## BEGIN
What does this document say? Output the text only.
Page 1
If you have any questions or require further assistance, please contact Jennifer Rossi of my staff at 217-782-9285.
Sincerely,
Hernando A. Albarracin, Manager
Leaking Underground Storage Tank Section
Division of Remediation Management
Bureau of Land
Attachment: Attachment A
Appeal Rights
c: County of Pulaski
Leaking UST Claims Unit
## END
■ PROMPT
Looking at the data above, show all lines where the word "Leaking" occurs.

■ RESULT FOR THIS EXERCISE
Leaking Underground Storage Tank Section
Leaking UST Claims Unit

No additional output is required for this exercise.